## DATASET EXCERPTS
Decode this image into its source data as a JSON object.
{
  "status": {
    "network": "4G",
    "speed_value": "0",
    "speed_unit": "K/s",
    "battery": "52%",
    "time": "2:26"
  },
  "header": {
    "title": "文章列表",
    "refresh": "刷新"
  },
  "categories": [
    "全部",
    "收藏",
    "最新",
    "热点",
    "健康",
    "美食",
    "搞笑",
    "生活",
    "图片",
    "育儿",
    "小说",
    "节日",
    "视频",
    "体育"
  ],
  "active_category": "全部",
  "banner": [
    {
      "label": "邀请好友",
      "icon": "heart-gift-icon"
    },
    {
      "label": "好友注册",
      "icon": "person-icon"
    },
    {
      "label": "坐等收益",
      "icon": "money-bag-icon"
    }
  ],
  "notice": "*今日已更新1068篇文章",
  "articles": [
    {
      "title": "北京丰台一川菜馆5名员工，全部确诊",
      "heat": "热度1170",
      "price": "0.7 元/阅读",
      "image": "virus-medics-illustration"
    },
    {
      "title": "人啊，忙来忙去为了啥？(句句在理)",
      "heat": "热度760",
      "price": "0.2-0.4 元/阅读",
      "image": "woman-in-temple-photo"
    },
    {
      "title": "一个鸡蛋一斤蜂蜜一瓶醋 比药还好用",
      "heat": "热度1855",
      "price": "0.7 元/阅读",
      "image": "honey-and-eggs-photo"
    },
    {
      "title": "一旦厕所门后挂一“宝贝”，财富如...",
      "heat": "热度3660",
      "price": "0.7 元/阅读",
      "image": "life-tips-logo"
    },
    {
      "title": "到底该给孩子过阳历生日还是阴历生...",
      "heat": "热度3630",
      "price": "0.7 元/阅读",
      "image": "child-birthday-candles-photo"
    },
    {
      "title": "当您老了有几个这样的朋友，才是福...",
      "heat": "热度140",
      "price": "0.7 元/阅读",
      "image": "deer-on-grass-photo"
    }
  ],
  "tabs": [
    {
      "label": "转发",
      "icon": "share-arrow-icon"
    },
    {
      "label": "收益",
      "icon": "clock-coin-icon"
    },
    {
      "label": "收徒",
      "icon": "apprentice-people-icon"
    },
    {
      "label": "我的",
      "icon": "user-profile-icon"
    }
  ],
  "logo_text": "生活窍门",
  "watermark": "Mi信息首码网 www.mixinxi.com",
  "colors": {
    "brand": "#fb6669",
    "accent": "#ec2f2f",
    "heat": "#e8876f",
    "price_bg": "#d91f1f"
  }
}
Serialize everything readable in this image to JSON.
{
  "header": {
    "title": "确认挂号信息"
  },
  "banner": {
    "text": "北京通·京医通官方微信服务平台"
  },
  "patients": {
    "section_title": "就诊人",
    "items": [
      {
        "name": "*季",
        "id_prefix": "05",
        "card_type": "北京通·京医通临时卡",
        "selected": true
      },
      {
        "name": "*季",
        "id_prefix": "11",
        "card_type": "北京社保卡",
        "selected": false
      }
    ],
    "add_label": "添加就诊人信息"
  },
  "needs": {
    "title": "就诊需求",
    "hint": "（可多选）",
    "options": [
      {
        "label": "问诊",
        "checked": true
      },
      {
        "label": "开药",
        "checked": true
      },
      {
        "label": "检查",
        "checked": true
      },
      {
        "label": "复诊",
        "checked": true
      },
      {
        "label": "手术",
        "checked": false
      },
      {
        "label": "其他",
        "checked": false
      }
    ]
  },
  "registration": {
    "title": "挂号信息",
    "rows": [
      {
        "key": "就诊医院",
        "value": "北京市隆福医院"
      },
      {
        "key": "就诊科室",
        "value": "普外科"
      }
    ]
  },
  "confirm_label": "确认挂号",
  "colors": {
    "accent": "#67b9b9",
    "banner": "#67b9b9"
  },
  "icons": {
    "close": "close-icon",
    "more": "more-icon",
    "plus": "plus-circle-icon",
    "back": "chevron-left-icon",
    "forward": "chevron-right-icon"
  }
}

...

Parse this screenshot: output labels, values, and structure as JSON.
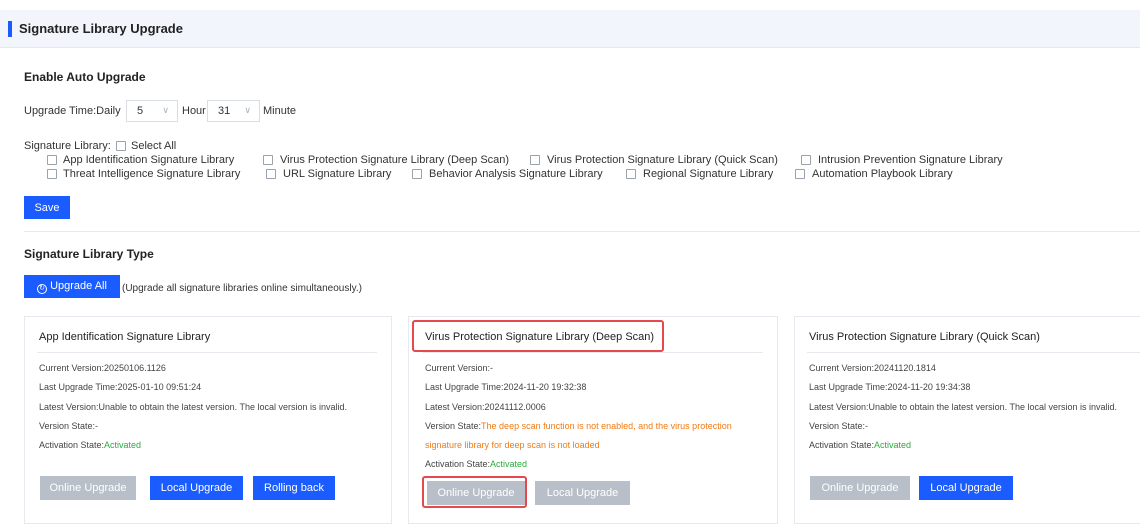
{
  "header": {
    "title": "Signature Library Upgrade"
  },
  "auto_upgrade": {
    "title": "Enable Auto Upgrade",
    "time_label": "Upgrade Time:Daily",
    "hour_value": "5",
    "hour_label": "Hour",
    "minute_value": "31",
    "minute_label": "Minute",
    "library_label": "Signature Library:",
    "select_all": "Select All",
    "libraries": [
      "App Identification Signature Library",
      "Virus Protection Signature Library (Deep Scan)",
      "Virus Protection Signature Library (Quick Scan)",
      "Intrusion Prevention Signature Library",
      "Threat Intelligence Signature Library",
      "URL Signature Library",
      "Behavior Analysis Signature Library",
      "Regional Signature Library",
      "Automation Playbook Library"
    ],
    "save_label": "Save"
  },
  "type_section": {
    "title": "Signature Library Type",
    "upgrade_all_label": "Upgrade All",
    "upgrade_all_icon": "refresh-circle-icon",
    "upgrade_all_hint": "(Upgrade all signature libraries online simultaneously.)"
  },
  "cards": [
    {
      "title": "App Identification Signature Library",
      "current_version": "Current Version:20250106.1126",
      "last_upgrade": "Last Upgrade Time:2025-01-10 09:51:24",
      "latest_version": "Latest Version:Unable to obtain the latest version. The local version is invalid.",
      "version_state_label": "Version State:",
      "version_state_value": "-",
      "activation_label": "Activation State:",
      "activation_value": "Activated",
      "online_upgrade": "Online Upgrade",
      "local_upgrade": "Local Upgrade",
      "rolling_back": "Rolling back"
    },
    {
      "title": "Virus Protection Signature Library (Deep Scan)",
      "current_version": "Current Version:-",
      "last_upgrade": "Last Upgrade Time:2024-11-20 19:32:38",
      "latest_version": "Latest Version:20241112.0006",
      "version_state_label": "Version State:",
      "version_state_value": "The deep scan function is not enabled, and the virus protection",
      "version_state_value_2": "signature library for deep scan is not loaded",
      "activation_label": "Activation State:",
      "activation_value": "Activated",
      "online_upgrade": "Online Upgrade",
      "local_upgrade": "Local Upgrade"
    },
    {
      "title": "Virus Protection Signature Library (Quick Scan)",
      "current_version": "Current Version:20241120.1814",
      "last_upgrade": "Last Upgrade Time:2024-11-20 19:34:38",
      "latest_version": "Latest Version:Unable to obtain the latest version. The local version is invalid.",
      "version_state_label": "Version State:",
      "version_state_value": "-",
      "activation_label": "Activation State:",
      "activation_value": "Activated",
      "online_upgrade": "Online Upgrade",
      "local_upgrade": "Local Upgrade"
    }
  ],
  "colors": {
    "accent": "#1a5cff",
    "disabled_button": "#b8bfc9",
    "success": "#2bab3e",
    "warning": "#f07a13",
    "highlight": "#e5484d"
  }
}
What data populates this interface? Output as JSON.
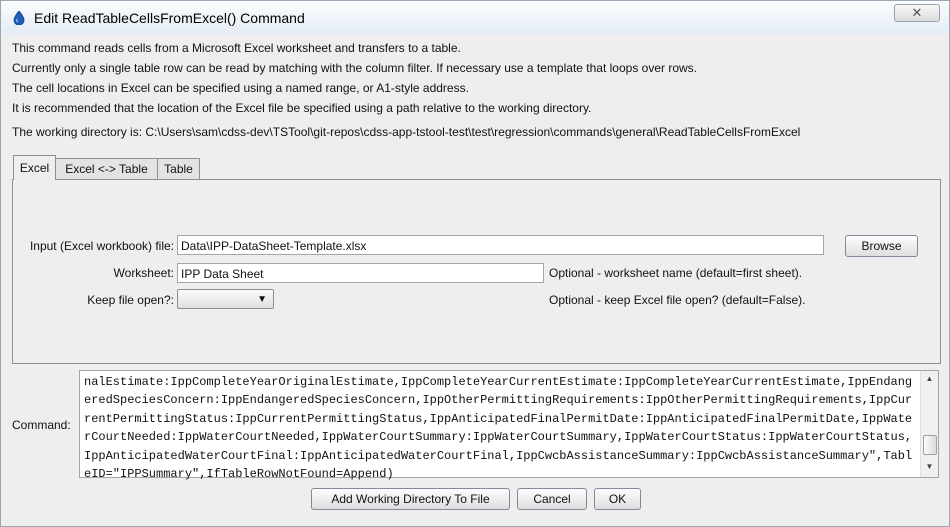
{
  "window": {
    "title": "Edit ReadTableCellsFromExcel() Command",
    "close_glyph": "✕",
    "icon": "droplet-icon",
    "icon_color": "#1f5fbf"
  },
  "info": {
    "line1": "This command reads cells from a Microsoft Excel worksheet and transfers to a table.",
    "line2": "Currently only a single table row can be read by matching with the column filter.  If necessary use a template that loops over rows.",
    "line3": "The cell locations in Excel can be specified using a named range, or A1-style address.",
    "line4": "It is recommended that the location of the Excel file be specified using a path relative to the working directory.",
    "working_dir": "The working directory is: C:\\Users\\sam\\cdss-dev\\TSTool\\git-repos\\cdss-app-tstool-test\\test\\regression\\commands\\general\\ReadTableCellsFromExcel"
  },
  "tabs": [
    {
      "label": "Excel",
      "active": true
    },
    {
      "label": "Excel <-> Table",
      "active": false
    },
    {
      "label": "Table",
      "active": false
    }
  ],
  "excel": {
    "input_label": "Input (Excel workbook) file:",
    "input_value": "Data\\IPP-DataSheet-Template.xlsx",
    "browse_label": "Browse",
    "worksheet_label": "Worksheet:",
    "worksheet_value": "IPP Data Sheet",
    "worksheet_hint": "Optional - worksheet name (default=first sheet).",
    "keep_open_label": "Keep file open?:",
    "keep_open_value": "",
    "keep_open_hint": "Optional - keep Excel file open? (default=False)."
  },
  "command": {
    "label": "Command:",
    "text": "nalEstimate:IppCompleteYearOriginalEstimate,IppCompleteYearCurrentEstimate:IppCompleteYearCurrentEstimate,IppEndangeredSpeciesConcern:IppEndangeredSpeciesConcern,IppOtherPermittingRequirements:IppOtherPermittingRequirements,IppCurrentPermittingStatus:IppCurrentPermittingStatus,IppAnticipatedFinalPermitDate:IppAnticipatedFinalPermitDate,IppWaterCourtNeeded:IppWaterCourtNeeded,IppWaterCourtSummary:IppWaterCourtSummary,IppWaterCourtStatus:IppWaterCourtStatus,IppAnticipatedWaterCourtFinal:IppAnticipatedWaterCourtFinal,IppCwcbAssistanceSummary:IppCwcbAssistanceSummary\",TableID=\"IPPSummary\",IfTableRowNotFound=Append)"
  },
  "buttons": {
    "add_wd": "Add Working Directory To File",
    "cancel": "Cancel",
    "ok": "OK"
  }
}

...

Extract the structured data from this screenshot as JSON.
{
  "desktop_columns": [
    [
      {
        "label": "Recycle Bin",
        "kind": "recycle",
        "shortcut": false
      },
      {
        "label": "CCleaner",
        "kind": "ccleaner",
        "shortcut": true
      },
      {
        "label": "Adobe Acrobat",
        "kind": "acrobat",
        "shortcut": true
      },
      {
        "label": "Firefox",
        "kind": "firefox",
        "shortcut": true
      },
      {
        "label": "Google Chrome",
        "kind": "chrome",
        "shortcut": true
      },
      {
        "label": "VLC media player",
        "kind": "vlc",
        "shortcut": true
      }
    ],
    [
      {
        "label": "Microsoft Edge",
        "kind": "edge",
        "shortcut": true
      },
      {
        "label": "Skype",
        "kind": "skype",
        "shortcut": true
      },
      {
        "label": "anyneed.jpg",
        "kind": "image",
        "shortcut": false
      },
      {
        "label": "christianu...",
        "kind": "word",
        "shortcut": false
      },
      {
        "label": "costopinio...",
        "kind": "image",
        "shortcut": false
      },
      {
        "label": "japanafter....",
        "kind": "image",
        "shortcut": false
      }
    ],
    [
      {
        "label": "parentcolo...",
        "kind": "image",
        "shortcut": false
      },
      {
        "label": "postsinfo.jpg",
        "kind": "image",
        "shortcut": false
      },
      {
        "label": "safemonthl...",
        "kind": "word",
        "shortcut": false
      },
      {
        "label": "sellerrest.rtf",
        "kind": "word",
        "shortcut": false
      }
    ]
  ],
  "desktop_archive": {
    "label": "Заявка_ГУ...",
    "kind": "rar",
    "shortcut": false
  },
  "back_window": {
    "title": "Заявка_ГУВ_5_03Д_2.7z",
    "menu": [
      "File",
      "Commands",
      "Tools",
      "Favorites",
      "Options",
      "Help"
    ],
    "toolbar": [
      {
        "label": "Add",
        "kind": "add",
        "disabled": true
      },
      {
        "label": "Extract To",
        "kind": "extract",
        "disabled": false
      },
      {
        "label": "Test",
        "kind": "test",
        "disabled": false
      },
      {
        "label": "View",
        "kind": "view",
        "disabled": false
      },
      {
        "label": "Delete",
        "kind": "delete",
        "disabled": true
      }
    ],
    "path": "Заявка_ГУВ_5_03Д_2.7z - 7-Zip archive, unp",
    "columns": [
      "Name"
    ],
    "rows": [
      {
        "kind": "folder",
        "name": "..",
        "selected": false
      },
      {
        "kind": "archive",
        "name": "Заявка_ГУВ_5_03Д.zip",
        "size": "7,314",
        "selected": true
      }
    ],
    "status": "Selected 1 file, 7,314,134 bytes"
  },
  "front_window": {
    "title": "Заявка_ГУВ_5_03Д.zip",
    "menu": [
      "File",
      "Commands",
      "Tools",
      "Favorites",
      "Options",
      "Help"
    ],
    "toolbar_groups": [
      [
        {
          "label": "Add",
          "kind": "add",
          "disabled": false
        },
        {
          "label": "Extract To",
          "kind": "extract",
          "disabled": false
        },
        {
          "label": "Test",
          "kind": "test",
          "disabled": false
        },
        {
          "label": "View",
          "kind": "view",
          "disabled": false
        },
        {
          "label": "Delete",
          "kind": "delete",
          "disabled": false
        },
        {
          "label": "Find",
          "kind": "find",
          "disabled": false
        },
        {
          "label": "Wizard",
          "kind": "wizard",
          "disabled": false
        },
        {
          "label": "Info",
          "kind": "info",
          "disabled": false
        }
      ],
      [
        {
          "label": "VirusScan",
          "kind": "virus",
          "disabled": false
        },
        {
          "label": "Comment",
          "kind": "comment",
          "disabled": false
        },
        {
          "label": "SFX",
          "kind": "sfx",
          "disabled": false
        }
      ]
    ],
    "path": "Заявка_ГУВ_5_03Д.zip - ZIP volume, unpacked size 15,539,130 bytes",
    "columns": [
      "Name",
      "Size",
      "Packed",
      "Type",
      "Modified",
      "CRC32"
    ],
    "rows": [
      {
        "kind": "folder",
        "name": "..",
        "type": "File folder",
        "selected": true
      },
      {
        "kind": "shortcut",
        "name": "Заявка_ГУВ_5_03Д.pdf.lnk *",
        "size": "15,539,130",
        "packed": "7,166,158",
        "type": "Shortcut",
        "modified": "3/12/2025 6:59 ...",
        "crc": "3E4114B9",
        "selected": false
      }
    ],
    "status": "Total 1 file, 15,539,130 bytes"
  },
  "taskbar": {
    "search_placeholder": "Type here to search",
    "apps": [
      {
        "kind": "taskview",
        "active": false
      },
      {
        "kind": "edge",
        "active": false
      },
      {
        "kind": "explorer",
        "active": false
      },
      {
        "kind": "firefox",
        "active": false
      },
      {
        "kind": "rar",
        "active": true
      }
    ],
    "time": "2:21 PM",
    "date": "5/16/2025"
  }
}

## PROBLEM
In the entries above, find each line with the string "Last" and copy it.

## RESPONSE BOX
      "last_upgrade": "Last Upgrade Time:2025-01-10 09:51:24",
      "last_upgrade": "Last Upgrade Time:2024-11-20 19:32:38",
      "last_upgrade": "Last Upgrade Time:2024-11-20 19:34:38",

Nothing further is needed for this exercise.